───── AVAILABLE RECORDS ─────

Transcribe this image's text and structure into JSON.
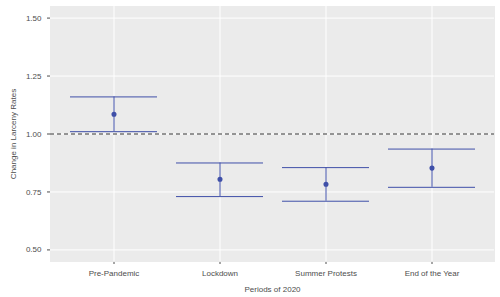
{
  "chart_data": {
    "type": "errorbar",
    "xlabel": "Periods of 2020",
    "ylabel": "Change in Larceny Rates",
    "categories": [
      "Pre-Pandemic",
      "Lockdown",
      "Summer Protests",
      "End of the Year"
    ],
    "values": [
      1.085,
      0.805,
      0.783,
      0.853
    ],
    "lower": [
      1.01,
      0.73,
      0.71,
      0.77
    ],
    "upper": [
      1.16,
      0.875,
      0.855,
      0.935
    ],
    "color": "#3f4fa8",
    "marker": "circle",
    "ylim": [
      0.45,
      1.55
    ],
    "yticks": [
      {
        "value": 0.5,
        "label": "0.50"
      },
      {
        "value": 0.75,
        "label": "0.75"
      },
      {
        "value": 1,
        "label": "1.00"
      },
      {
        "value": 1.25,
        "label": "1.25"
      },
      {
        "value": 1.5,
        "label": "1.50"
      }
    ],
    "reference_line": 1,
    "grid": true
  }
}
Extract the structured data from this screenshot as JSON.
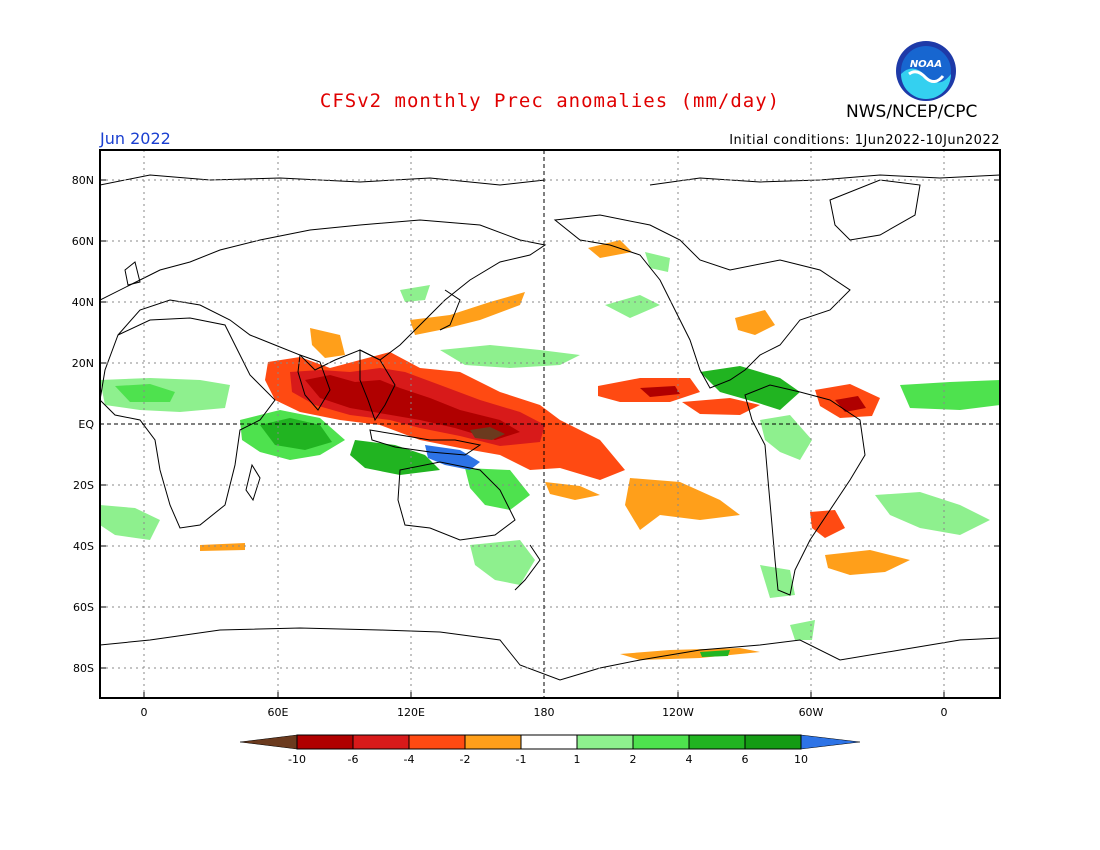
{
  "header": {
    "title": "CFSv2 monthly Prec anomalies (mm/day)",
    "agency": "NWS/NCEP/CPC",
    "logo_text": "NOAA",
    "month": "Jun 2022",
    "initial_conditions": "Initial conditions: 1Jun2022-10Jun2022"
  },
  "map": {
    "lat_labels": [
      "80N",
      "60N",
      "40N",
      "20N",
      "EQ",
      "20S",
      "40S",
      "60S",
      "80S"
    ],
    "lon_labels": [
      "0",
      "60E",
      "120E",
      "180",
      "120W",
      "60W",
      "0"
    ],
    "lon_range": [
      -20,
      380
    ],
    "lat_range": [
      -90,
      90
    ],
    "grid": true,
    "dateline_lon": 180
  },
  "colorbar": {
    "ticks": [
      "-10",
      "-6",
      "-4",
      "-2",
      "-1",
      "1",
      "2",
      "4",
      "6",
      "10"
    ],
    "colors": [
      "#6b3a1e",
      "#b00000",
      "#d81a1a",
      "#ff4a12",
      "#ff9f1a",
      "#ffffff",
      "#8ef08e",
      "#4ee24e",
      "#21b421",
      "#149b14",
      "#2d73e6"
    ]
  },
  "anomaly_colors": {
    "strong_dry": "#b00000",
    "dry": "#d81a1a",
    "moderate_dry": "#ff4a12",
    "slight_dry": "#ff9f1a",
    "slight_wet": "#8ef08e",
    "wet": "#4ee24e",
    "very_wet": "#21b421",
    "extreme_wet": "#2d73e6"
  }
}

─────

*EXERCISE DETAILS*. Omit the pictures, and quote the material above exactly as given.

*RESPONSE FOR THIS EXERCISE*.
Transcribe this image's text and structure into JSON.
{
  "chart_data": {
    "type": "errorbar",
    "xlabel": "Periods of 2020",
    "ylabel": "Change in Larceny Rates",
    "categories": [
      "Pre-Pandemic",
      "Lockdown",
      "Summer Protests",
      "End of the Year"
    ],
    "values": [
      1.085,
      0.805,
      0.783,
      0.853
    ],
    "lower": [
      1.01,
      0.73,
      0.71,
      0.77
    ],
    "upper": [
      1.16,
      0.875,
      0.855,
      0.935
    ],
    "color": "#3f4fa8",
    "marker": "circle",
    "ylim": [
      0.45,
      1.55
    ],
    "yticks": [
      {
        "value": 0.5,
        "label": "0.50"
      },
      {
        "value": 0.75,
        "label": "0.75"
      },
      {
        "value": 1,
        "label": "1.00"
      },
      {
        "value": 1.25,
        "label": "1.25"
      },
      {
        "value": 1.5,
        "label": "1.50"
      }
    ],
    "reference_line": 1,
    "grid": true
  }
}
Extract the structured data from this screenshot as JSON.
{
  "header": {
    "title": "CFSv2 monthly Prec anomalies (mm/day)",
    "agency": "NWS/NCEP/CPC",
    "logo_text": "NOAA",
    "month": "Jun 2022",
    "initial_conditions": "Initial conditions: 1Jun2022-10Jun2022"
  },
  "map": {
    "lat_labels": [
      "80N",
      "60N",
      "40N",
      "20N",
      "EQ",
      "20S",
      "40S",
      "60S",
      "80S"
    ],
    "lon_labels": [
      "0",
      "60E",
      "120E",
      "180",
      "120W",
      "60W",
      "0"
    ],
    "lon_range": [
      -20,
      380
    ],
    "lat_range": [
      -90,
      90
    ],
    "grid": true,
    "dateline_lon": 180
  },
  "colorbar": {
    "ticks": [
      "-10",
      "-6",
      "-4",
      "-2",
      "-1",
      "1",
      "2",
      "4",
      "6",
      "10"
    ],
    "colors": [
      "#6b3a1e",
      "#b00000",
      "#d81a1a",
      "#ff4a12",
      "#ff9f1a",
      "#ffffff",
      "#8ef08e",
      "#4ee24e",
      "#21b421",
      "#149b14",
      "#2d73e6"
    ]
  },
  "anomaly_colors": {
    "strong_dry": "#b00000",
    "dry": "#d81a1a",
    "moderate_dry": "#ff4a12",
    "slight_dry": "#ff9f1a",
    "slight_wet": "#8ef08e",
    "wet": "#4ee24e",
    "very_wet": "#21b421",
    "extreme_wet": "#2d73e6"
  }
}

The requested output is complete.